Exact wording is required: give all the records again, minus the pictures.

_____

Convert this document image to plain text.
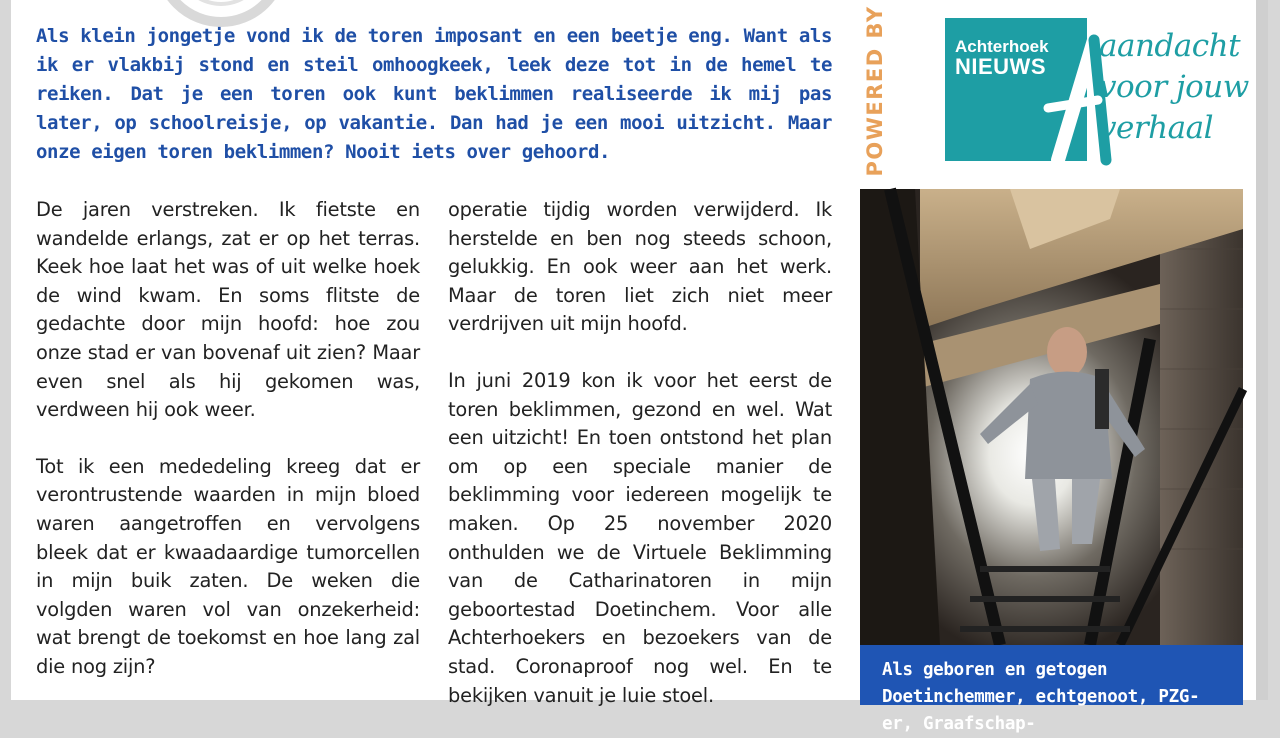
Als klein jongetje vond ik de toren imposant en een beetje eng. Want als ik er vlakbij stond en steil omhoogkeek, leek deze tot in de hemel te reiken. Dat je een toren ook kunt beklimmen realiseerde ik mij pas later, op schoolreisje, op vakantie. Dan had je een mooi uitzicht. Maar onze eigen toren beklimmen? Nooit iets over gehoord.

De jaren verstreken. Ik fietste en wandelde erlangs, zat er op het terras. Keek hoe laat het was of uit welke hoek de wind kwam. En soms flitste de gedachte door mijn hoofd: hoe zou onze stad er van bovenaf uit zien? Maar even snel als hij gekomen was, verdween hij ook weer.

Tot ik een mededeling kreeg dat er verontrustende waarden in mijn bloed waren aangetroffen en vervolgens bleek dat er kwaadaardige tumorcellen in mijn buik zaten. De weken die volgden waren vol van onzekerheid: wat brengt de toekomst en hoe lang zal die nog zijn?

operatie tijdig worden verwijderd. Ik herstelde en ben nog steeds schoon, gelukkig. En ook weer aan het werk. Maar de toren liet zich niet meer verdrijven uit mijn hoofd.

In juni 2019 kon ik voor het eerst de toren beklimmen, gezond en wel. Wat een uitzicht! En toen ontstond het plan om op een speciale manier de beklimming voor iedereen mogelijk te maken. Op 25 november 2020 onthulden we de Virtuele Beklimming van de Catharinatoren in mijn geboortestad Doetinchem. Voor alle Achterhoekers en bezoekers van de stad. Coronaproof nog wel. En te bekijken vanuit je luie stoel.

POWERED BY	Achterhoek
NIEUWS
aandacht
voor jouw
verhaal
Als geboren en getogen Doetinchemmer, echtgenoot, PZG-er, Graafschap-
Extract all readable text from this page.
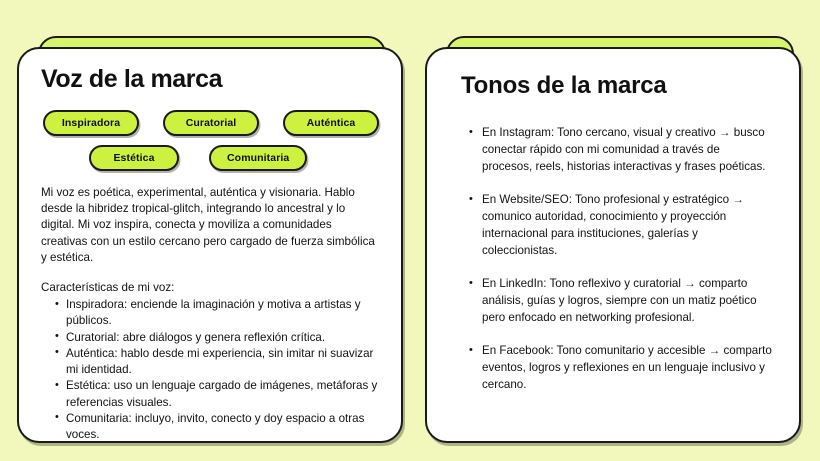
Voz de la marca
Inspiradora	Curatorial	Auténtica
Estética	Comunitaria

Mi voz es poética, experimental, auténtica y visionaria. Hablo desde la hibridez tropical-glitch, integrando lo ancestral y lo digital. Mi voz inspira, conecta y moviliza a comunidades creativas con un estilo cercano pero cargado de fuerza simbólica y estética.

Características de mi voz:
• Inspiradora: enciende la imaginación y motiva a artistas y públicos.
• Curatorial: abre diálogos y genera reflexión crítica.
• Auténtica: hablo desde mi experiencia, sin imitar ni suavizar mi identidad.
• Estética: uso un lenguaje cargado de imágenes, metáforas y referencias visuales.
• Comunitaria: incluyo, invito, conecto y doy espacio a otras voces.
Tonos de la marca
• En Instagram: Tono cercano, visual y creativo → busco conectar rápido con mi comunidad a través de procesos, reels, historias interactivas y frases poéticas.
• En Website/SEO: Tono profesional y estratégico → comunico autoridad, conocimiento y proyección internacional para instituciones, galerías y coleccionistas.
• En LinkedIn: Tono reflexivo y curatorial → comparto análisis, guías y logros, siempre con un matiz poético pero enfocado en networking profesional.
• En Facebook: Tono comunitario y accesible → comparto eventos, logros y reflexiones en un lenguaje inclusivo y cercano.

_____

Task result -
Convert this document image to plain text.
Als klein jongetje vond ik de toren imposant en een beetje eng. Want als ik er vlakbij stond en steil omhoogkeek, leek deze tot in de hemel te reiken. Dat je een toren ook kunt beklimmen realiseerde ik mij pas later, op schoolreisje, op vakantie. Dan had je een mooi uitzicht. Maar onze eigen toren beklimmen? Nooit iets over gehoord.

De jaren verstreken. Ik fietste en wandelde erlangs, zat er op het terras. Keek hoe laat het was of uit welke hoek de wind kwam. En soms flitste de gedachte door mijn hoofd: hoe zou onze stad er van bovenaf uit zien? Maar even snel als hij gekomen was, verdween hij ook weer.

Tot ik een mededeling kreeg dat er verontrustende waarden in mijn bloed waren aangetroffen en vervolgens bleek dat er kwaadaardige tumorcellen in mijn buik zaten. De weken die volgden waren vol van onzekerheid: wat brengt de toekomst en hoe lang zal die nog zijn?

operatie tijdig worden verwijderd. Ik herstelde en ben nog steeds schoon, gelukkig. En ook weer aan het werk. Maar de toren liet zich niet meer verdrijven uit mijn hoofd.

In juni 2019 kon ik voor het eerst de toren beklimmen, gezond en wel. Wat een uitzicht! En toen ontstond het plan om op een speciale manier de beklimming voor iedereen mogelijk te maken. Op 25 november 2020 onthulden we de Virtuele Beklimming van de Catharinatoren in mijn geboortestad Doetinchem. Voor alle Achterhoekers en bezoekers van de stad. Coronaproof nog wel. En te bekijken vanuit je luie stoel.

POWERED BY	Achterhoek
NIEUWS
aandacht
voor jouw
verhaal
Als geboren en getogen Doetinchemmer, echtgenoot, PZG-er, Graafschap-
Extract all readable text from this page.
Voz de la marca
Inspiradora	Curatorial	Auténtica
Estética	Comunitaria

Mi voz es poética, experimental, auténtica y visionaria. Hablo desde la hibridez tropical-glitch, integrando lo ancestral y lo digital. Mi voz inspira, conecta y moviliza a comunidades creativas con un estilo cercano pero cargado de fuerza simbólica y estética.

Características de mi voz:
• Inspiradora: enciende la imaginación y motiva a artistas y públicos.
• Curatorial: abre diálogos y genera reflexión crítica.
• Auténtica: hablo desde mi experiencia, sin imitar ni suavizar mi identidad.
• Estética: uso un lenguaje cargado de imágenes, metáforas y referencias visuales.
• Comunitaria: incluyo, invito, conecto y doy espacio a otras voces.
Tonos de la marca
• En Instagram: Tono cercano, visual y creativo → busco conectar rápido con mi comunidad a través de procesos, reels, historias interactivas y frases poéticas.
• En Website/SEO: Tono profesional y estratégico → comunico autoridad, conocimiento y proyección internacional para instituciones, galerías y coleccionistas.
• En LinkedIn: Tono reflexivo y curatorial → comparto análisis, guías y logros, siempre con un matiz poético pero enfocado en networking profesional.
• En Facebook: Tono comunitario y accesible → comparto eventos, logros y reflexiones en un lenguaje inclusivo y cercano.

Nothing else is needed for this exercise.